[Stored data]
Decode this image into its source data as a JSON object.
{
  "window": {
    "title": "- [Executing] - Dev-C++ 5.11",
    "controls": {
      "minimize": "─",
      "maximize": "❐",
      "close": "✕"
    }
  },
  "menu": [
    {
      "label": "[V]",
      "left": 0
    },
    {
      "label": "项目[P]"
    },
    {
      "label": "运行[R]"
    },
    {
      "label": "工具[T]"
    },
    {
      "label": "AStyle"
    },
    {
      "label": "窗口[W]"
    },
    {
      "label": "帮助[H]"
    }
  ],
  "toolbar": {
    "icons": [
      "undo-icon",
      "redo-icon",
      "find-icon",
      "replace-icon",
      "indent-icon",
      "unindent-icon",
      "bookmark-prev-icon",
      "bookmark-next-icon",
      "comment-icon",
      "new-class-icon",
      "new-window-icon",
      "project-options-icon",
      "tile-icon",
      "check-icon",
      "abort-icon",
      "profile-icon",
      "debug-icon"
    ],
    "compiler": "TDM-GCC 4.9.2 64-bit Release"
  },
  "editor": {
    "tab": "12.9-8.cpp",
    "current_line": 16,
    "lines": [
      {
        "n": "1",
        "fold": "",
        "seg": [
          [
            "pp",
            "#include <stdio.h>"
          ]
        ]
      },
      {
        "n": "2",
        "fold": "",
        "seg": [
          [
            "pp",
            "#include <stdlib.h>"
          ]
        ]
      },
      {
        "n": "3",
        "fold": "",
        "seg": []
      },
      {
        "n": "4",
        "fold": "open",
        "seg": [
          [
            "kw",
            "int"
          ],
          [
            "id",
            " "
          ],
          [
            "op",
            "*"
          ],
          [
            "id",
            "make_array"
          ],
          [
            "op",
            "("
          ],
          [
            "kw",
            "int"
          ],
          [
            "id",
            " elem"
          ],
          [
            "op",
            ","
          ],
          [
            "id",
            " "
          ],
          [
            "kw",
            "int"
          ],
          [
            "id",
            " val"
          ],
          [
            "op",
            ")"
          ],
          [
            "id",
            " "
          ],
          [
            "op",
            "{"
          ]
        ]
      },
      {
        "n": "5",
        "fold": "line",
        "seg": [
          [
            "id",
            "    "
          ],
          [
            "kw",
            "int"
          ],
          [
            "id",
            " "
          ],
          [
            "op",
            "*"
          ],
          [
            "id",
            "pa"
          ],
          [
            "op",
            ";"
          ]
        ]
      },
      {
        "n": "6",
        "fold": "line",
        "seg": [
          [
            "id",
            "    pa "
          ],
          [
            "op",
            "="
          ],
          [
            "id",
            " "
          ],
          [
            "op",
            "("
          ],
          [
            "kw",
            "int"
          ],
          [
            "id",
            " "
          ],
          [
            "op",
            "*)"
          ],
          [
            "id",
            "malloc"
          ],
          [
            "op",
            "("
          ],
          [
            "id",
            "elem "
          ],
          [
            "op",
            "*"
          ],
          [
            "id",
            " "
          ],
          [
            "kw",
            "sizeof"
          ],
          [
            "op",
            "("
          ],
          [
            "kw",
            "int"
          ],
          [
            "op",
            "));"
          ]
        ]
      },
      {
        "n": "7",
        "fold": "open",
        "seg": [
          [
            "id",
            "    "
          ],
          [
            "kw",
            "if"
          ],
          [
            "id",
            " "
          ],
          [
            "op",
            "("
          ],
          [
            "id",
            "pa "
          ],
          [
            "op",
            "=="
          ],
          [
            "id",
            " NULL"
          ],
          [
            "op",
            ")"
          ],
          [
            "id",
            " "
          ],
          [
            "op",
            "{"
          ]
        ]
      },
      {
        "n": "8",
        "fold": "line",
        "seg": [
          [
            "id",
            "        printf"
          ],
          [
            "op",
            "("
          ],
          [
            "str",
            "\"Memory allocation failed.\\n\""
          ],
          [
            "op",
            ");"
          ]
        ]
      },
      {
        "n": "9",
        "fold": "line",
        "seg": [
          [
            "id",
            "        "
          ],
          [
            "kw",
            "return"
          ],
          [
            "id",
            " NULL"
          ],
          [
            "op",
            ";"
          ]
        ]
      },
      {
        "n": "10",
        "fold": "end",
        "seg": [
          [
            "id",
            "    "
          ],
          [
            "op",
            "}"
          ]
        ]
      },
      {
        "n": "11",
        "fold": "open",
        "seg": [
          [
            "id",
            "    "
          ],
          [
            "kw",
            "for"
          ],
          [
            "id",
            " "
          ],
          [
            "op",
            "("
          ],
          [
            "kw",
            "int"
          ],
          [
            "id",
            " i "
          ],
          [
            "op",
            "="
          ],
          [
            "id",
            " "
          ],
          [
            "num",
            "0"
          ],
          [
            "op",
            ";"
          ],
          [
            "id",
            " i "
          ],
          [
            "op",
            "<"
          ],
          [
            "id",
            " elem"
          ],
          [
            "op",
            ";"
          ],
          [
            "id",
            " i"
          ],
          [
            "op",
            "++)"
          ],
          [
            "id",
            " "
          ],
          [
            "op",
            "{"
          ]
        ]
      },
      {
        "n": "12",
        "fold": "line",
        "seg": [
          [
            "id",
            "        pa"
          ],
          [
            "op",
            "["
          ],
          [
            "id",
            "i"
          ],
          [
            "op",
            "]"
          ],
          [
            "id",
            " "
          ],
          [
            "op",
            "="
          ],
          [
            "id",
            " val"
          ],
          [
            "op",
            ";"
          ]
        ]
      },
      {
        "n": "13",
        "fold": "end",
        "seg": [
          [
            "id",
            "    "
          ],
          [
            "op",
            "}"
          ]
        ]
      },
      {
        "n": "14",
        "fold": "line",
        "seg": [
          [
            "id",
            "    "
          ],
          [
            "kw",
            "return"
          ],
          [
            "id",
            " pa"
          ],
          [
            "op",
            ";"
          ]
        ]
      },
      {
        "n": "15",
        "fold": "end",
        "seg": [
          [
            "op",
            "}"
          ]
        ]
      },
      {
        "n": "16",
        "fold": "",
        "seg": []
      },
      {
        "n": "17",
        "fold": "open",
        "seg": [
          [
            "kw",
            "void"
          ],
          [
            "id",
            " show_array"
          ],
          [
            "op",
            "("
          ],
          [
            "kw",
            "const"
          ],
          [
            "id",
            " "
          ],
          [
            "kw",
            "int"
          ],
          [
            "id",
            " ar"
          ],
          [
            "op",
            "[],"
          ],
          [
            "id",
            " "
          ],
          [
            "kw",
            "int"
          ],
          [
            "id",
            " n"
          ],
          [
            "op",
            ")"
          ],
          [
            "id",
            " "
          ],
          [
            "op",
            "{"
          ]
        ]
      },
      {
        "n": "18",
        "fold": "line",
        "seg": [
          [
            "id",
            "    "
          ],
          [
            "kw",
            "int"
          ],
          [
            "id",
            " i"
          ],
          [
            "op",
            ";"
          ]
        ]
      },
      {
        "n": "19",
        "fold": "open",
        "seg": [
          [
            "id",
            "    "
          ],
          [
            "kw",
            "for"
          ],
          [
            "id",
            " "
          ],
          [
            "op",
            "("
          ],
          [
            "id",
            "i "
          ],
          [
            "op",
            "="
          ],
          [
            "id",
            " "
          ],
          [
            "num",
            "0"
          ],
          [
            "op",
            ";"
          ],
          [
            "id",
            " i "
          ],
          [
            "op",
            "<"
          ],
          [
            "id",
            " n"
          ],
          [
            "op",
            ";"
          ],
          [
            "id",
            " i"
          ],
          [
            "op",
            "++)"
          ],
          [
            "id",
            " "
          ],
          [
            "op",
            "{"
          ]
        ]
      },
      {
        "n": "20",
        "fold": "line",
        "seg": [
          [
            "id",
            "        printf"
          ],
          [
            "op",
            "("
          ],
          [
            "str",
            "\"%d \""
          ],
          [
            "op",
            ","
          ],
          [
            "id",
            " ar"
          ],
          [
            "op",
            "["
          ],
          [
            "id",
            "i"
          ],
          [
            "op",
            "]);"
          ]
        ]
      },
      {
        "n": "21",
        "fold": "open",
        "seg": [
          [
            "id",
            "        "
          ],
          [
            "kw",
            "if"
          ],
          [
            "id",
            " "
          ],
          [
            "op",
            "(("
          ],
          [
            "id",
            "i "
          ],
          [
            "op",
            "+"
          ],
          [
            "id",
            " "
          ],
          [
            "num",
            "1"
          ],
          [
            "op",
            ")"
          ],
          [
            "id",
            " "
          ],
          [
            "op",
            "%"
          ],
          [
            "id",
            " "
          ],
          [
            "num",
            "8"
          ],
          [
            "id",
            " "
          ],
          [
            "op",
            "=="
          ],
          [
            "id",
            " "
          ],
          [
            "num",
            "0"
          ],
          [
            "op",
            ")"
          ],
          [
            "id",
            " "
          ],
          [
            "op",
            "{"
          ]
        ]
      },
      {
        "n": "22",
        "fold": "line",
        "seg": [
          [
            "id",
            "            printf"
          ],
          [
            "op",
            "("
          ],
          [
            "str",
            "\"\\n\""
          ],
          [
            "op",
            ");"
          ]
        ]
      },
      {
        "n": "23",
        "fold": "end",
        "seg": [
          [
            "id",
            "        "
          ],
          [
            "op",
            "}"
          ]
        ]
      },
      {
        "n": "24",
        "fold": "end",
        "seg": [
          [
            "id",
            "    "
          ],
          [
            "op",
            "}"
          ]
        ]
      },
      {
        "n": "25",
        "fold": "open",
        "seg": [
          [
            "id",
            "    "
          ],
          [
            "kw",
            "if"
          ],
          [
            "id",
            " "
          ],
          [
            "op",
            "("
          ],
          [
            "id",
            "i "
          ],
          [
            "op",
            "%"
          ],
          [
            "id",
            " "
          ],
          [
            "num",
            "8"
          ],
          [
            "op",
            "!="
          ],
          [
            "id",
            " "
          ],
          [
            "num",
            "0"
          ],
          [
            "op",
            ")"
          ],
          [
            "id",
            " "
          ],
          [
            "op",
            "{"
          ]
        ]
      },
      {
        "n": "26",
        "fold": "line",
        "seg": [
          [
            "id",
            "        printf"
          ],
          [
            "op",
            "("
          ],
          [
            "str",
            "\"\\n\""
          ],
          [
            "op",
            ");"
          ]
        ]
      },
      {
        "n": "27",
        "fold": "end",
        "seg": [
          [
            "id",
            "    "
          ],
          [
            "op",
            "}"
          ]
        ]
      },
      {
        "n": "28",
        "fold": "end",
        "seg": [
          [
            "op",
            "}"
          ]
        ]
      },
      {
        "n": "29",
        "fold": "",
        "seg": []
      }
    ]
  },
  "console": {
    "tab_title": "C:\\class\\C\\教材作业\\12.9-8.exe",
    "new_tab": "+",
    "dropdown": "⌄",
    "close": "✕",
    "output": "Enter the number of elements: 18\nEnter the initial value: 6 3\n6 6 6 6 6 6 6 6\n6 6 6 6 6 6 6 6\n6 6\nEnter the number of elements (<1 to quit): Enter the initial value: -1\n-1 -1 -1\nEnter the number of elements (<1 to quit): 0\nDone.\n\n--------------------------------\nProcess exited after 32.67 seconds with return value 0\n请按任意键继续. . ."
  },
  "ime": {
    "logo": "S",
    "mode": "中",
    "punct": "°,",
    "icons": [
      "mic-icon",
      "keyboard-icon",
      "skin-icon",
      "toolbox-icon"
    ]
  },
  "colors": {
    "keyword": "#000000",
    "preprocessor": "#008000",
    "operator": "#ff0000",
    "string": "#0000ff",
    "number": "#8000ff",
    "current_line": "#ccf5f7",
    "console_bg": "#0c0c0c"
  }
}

#### [Directions]
Go through the entries above and count the lines containing the word "number"; give only that count.

#### [Exercise solution]
2